Copy out the entries below precisely; nothing is to be omitted.

[Collection entries]
━━━━━━━━━━━━━━━━━━━━

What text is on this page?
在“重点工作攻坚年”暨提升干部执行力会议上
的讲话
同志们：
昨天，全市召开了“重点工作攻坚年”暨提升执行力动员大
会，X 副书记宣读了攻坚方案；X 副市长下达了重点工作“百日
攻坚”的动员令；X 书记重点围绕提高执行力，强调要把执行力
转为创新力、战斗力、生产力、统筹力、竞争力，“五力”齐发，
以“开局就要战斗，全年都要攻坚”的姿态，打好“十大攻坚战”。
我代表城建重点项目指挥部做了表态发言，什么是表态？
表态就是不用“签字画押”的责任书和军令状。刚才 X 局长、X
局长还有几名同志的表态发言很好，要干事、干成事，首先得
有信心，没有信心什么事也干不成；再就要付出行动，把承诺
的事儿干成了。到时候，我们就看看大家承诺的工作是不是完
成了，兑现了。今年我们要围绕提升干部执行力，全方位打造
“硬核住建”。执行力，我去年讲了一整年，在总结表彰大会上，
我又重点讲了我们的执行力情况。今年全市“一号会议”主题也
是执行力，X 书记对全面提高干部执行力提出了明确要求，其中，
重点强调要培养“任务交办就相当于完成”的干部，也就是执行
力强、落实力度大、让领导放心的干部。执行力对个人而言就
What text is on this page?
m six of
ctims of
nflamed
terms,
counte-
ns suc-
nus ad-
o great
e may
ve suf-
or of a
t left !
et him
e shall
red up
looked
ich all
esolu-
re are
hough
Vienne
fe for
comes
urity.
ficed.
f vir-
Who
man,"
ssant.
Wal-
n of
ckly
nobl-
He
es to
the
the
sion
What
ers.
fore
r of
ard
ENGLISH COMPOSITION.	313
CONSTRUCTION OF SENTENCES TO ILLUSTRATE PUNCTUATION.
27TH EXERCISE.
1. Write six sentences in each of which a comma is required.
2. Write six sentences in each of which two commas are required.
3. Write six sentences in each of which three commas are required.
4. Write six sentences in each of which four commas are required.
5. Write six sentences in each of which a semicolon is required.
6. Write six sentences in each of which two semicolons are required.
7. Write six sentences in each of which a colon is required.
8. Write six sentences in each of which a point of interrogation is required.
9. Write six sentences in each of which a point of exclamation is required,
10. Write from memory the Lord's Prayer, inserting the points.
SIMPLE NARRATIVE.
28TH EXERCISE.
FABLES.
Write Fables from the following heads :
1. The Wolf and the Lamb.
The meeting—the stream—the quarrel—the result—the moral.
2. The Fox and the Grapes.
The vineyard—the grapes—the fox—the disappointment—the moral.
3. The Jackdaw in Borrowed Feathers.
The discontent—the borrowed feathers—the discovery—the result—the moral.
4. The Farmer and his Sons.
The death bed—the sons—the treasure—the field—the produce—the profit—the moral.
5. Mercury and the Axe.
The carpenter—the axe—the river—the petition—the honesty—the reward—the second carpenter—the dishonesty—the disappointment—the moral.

━━━━━━━━━━━━━━━━━━━━

#### Exercise result:
What text is on this page?
在“重点工作攻坚年”暨提升干部执行力会议上
的讲话
同志们：
昨天，全市召开了“重点工作攻坚年”暨提升执行力动员大
会，X 副书记宣读了攻坚方案；X 副市长下达了重点工作“百日
攻坚”的动员令；X 书记重点围绕提高执行力，强调要把执行力
转为创新力、战斗力、生产力、统筹力、竞争力，“五力”齐发，
以“开局就要战斗，全年都要攻坚”的姿态，打好“十大攻坚战”。
我代表城建重点项目指挥部做了表态发言，什么是表态？
表态就是不用“签字画押”的责任书和军令状。刚才 X 局长、X
局长还有几名同志的表态发言很好，要干事、干成事，首先得
有信心，没有信心什么事也干不成；再就要付出行动，把承诺
的事儿干成了。到时候，我们就看看大家承诺的工作是不是完
成了，兑现了。今年我们要围绕提升干部执行力，全方位打造
“硬核住建”。执行力，我去年讲了一整年，在总结表彰大会上，
我又重点讲了我们的执行力情况。今年全市“一号会议”主题也
是执行力，X 书记对全面提高干部执行力提出了明确要求，其中，
重点强调要培养“任务交办就相当于完成”的干部，也就是执行
力强、落实力度大、让领导放心的干部。执行力对个人而言就
What text is on this page?
m six of
ctims of
nflamed
terms,
counte-
ns suc-
nus ad-
o great
e may
ve suf-
or of a
t left !
et him
e shall
red up
looked
ich all
esolu-
re are
hough
Vienne
fe for
comes
urity.
ficed.
f vir-
Who
man,"
ssant.
Wal-
n of
ckly
nobl-
He
es to
the
the
sion
What
ers.
fore
r of
ard
ENGLISH COMPOSITION.	313
CONSTRUCTION OF SENTENCES TO ILLUSTRATE PUNCTUATION.
27TH EXERCISE.
1. Write six sentences in each of which a comma is required.
2. Write six sentences in each of which two commas are required.
3. Write six sentences in each of which three commas are required.
4. Write six sentences in each of which four commas are required.
5. Write six sentences in each of which a semicolon is required.
6. Write six sentences in each of which two semicolons are required.
7. Write six sentences in each of which a colon is required.
8. Write six sentences in each of which a point of interrogation is required.
9. Write six sentences in each of which a point of exclamation is required,
10. Write from memory the Lord's Prayer, inserting the points.
SIMPLE NARRATIVE.
28TH EXERCISE.
FABLES.
Write Fables from the following heads :
1. The Wolf and the Lamb.
The meeting—the stream—the quarrel—the result—the moral.
2. The Fox and the Grapes.
The vineyard—the grapes—the fox—the disappointment—the moral.
3. The Jackdaw in Borrowed Feathers.
The discontent—the borrowed feathers—the discovery—the result—the moral.
4. The Farmer and his Sons.
The death bed—the sons—the treasure—the field—the produce—the profit—the moral.
5. Mercury and the Axe.
The carpenter—the axe—the river—the petition—the honesty—the reward—the second carpenter—the dishonesty—the disappointment—the moral.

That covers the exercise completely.